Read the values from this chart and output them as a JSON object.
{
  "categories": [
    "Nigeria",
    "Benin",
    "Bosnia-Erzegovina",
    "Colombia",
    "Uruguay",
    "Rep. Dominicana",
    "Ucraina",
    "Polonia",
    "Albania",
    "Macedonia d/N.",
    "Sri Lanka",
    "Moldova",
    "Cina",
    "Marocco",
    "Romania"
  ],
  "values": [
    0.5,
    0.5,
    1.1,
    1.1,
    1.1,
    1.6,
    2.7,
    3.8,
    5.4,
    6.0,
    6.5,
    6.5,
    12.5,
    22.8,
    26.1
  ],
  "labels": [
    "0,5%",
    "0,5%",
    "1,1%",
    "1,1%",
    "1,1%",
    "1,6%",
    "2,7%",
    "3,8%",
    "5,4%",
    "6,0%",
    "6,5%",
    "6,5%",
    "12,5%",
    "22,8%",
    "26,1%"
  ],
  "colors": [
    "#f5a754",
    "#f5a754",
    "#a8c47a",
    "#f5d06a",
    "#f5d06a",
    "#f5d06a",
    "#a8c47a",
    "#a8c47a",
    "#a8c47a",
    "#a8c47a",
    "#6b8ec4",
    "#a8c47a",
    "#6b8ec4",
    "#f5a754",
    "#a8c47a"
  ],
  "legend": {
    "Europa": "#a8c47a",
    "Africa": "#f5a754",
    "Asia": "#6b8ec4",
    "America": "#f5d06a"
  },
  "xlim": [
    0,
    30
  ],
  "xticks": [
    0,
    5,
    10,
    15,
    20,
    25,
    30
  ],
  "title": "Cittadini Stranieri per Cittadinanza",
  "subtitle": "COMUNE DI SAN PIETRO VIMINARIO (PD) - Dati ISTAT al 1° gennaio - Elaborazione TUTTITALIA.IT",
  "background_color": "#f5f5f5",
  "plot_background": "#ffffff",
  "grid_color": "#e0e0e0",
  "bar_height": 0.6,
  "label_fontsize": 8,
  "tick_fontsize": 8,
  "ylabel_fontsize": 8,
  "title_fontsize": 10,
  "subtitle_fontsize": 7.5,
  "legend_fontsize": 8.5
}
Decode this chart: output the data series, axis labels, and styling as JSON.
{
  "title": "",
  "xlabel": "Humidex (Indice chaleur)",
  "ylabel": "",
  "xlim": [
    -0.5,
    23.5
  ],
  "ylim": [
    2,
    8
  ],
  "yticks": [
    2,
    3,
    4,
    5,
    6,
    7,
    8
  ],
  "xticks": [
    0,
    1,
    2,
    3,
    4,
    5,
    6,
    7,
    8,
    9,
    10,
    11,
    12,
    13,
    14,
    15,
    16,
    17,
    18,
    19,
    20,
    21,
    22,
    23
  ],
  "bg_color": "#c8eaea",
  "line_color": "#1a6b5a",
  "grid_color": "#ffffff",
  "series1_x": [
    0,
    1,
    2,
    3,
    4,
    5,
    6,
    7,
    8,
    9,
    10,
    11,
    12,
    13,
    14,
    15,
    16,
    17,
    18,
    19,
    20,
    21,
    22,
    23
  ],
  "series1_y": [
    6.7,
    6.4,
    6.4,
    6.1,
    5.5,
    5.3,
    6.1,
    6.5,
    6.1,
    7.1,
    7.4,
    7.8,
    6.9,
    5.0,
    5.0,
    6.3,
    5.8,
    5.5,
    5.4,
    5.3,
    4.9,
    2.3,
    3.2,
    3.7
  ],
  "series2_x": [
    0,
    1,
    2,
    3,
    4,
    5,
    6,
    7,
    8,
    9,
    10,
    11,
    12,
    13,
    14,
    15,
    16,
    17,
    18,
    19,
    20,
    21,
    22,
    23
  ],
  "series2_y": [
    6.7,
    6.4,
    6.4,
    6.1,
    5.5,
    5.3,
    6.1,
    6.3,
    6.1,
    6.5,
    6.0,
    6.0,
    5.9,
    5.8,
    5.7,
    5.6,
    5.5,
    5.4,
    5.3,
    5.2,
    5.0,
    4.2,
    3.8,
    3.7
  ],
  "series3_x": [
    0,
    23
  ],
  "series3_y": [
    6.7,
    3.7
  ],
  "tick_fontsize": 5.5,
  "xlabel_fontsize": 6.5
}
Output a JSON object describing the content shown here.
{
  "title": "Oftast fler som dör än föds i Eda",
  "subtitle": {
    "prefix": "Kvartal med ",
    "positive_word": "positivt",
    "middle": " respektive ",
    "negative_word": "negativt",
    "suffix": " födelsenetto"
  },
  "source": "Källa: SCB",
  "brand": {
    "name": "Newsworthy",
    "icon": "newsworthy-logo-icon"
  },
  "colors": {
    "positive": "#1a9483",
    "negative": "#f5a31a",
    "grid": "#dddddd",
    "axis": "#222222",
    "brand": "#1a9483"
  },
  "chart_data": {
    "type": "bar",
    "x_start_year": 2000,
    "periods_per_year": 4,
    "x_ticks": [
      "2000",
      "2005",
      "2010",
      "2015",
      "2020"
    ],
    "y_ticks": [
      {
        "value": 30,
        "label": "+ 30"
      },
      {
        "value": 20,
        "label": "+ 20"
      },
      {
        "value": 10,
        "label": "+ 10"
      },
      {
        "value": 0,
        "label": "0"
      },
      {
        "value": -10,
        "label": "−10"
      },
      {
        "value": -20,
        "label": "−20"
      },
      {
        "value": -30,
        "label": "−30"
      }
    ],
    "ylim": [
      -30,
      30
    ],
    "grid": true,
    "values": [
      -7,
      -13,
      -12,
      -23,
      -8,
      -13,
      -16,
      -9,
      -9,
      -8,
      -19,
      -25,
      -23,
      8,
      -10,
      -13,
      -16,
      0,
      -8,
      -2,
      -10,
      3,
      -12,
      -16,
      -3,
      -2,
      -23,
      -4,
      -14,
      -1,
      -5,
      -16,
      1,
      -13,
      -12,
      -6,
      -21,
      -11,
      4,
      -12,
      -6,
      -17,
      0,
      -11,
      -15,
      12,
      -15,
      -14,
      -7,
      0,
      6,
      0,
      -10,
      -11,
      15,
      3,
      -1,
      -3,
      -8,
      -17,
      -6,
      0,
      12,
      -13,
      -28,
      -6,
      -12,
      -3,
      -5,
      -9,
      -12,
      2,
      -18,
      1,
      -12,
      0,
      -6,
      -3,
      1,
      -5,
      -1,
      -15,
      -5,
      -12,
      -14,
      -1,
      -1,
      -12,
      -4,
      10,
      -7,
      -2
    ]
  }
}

[Instruction]
Repeat the data above, word for word.

[Task result]
Read the values from this chart and output them as a JSON object.
{
  "categories": [
    "Nigeria",
    "Benin",
    "Bosnia-Erzegovina",
    "Colombia",
    "Uruguay",
    "Rep. Dominicana",
    "Ucraina",
    "Polonia",
    "Albania",
    "Macedonia d/N.",
    "Sri Lanka",
    "Moldova",
    "Cina",
    "Marocco",
    "Romania"
  ],
  "values": [
    0.5,
    0.5,
    1.1,
    1.1,
    1.1,
    1.6,
    2.7,
    3.8,
    5.4,
    6.0,
    6.5,
    6.5,
    12.5,
    22.8,
    26.1
  ],
  "labels": [
    "0,5%",
    "0,5%",
    "1,1%",
    "1,1%",
    "1,1%",
    "1,6%",
    "2,7%",
    "3,8%",
    "5,4%",
    "6,0%",
    "6,5%",
    "6,5%",
    "12,5%",
    "22,8%",
    "26,1%"
  ],
  "colors": [
    "#f5a754",
    "#f5a754",
    "#a8c47a",
    "#f5d06a",
    "#f5d06a",
    "#f5d06a",
    "#a8c47a",
    "#a8c47a",
    "#a8c47a",
    "#a8c47a",
    "#6b8ec4",
    "#a8c47a",
    "#6b8ec4",
    "#f5a754",
    "#a8c47a"
  ],
  "legend": {
    "Europa": "#a8c47a",
    "Africa": "#f5a754",
    "Asia": "#6b8ec4",
    "America": "#f5d06a"
  },
  "xlim": [
    0,
    30
  ],
  "xticks": [
    0,
    5,
    10,
    15,
    20,
    25,
    30
  ],
  "title": "Cittadini Stranieri per Cittadinanza",
  "subtitle": "COMUNE DI SAN PIETRO VIMINARIO (PD) - Dati ISTAT al 1° gennaio - Elaborazione TUTTITALIA.IT",
  "background_color": "#f5f5f5",
  "plot_background": "#ffffff",
  "grid_color": "#e0e0e0",
  "bar_height": 0.6,
  "label_fontsize": 8,
  "tick_fontsize": 8,
  "ylabel_fontsize": 8,
  "title_fontsize": 10,
  "subtitle_fontsize": 7.5,
  "legend_fontsize": 8.5
}
Decode this chart: output the data series, axis labels, and styling as JSON.
{
  "title": "",
  "xlabel": "Humidex (Indice chaleur)",
  "ylabel": "",
  "xlim": [
    -0.5,
    23.5
  ],
  "ylim": [
    2,
    8
  ],
  "yticks": [
    2,
    3,
    4,
    5,
    6,
    7,
    8
  ],
  "xticks": [
    0,
    1,
    2,
    3,
    4,
    5,
    6,
    7,
    8,
    9,
    10,
    11,
    12,
    13,
    14,
    15,
    16,
    17,
    18,
    19,
    20,
    21,
    22,
    23
  ],
  "bg_color": "#c8eaea",
  "line_color": "#1a6b5a",
  "grid_color": "#ffffff",
  "series1_x": [
    0,
    1,
    2,
    3,
    4,
    5,
    6,
    7,
    8,
    9,
    10,
    11,
    12,
    13,
    14,
    15,
    16,
    17,
    18,
    19,
    20,
    21,
    22,
    23
  ],
  "series1_y": [
    6.7,
    6.4,
    6.4,
    6.1,
    5.5,
    5.3,
    6.1,
    6.5,
    6.1,
    7.1,
    7.4,
    7.8,
    6.9,
    5.0,
    5.0,
    6.3,
    5.8,
    5.5,
    5.4,
    5.3,
    4.9,
    2.3,
    3.2,
    3.7
  ],
  "series2_x": [
    0,
    1,
    2,
    3,
    4,
    5,
    6,
    7,
    8,
    9,
    10,
    11,
    12,
    13,
    14,
    15,
    16,
    17,
    18,
    19,
    20,
    21,
    22,
    23
  ],
  "series2_y": [
    6.7,
    6.4,
    6.4,
    6.1,
    5.5,
    5.3,
    6.1,
    6.3,
    6.1,
    6.5,
    6.0,
    6.0,
    5.9,
    5.8,
    5.7,
    5.6,
    5.5,
    5.4,
    5.3,
    5.2,
    5.0,
    4.2,
    3.8,
    3.7
  ],
  "series3_x": [
    0,
    23
  ],
  "series3_y": [
    6.7,
    3.7
  ],
  "tick_fontsize": 5.5,
  "xlabel_fontsize": 6.5
}
Output a JSON object describing the content shown here.
{
  "title": "Oftast fler som dör än föds i Eda",
  "subtitle": {
    "prefix": "Kvartal med ",
    "positive_word": "positivt",
    "middle": " respektive ",
    "negative_word": "negativt",
    "suffix": " födelsenetto"
  },
  "source": "Källa: SCB",
  "brand": {
    "name": "Newsworthy",
    "icon": "newsworthy-logo-icon"
  },
  "colors": {
    "positive": "#1a9483",
    "negative": "#f5a31a",
    "grid": "#dddddd",
    "axis": "#222222",
    "brand": "#1a9483"
  },
  "chart_data": {
    "type": "bar",
    "x_start_year": 2000,
    "periods_per_year": 4,
    "x_ticks": [
      "2000",
      "2005",
      "2010",
      "2015",
      "2020"
    ],
    "y_ticks": [
      {
        "value": 30,
        "label": "+ 30"
      },
      {
        "value": 20,
        "label": "+ 20"
      },
      {
        "value": 10,
        "label": "+ 10"
      },
      {
        "value": 0,
        "label": "0"
      },
      {
        "value": -10,
        "label": "−10"
      },
      {
        "value": -20,
        "label": "−20"
      },
      {
        "value": -30,
        "label": "−30"
      }
    ],
    "ylim": [
      -30,
      30
    ],
    "grid": true,
    "values": [
      -7,
      -13,
      -12,
      -23,
      -8,
      -13,
      -16,
      -9,
      -9,
      -8,
      -19,
      -25,
      -23,
      8,
      -10,
      -13,
      -16,
      0,
      -8,
      -2,
      -10,
      3,
      -12,
      -16,
      -3,
      -2,
      -23,
      -4,
      -14,
      -1,
      -5,
      -16,
      1,
      -13,
      -12,
      -6,
      -21,
      -11,
      4,
      -12,
      -6,
      -17,
      0,
      -11,
      -15,
      12,
      -15,
      -14,
      -7,
      0,
      6,
      0,
      -10,
      -11,
      15,
      3,
      -1,
      -3,
      -8,
      -17,
      -6,
      0,
      12,
      -13,
      -28,
      -6,
      -12,
      -3,
      -5,
      -9,
      -12,
      2,
      -18,
      1,
      -12,
      0,
      -6,
      -3,
      1,
      -5,
      -1,
      -15,
      -5,
      -12,
      -14,
      -1,
      -1,
      -12,
      -4,
      10,
      -7,
      -2
    ]
  }
}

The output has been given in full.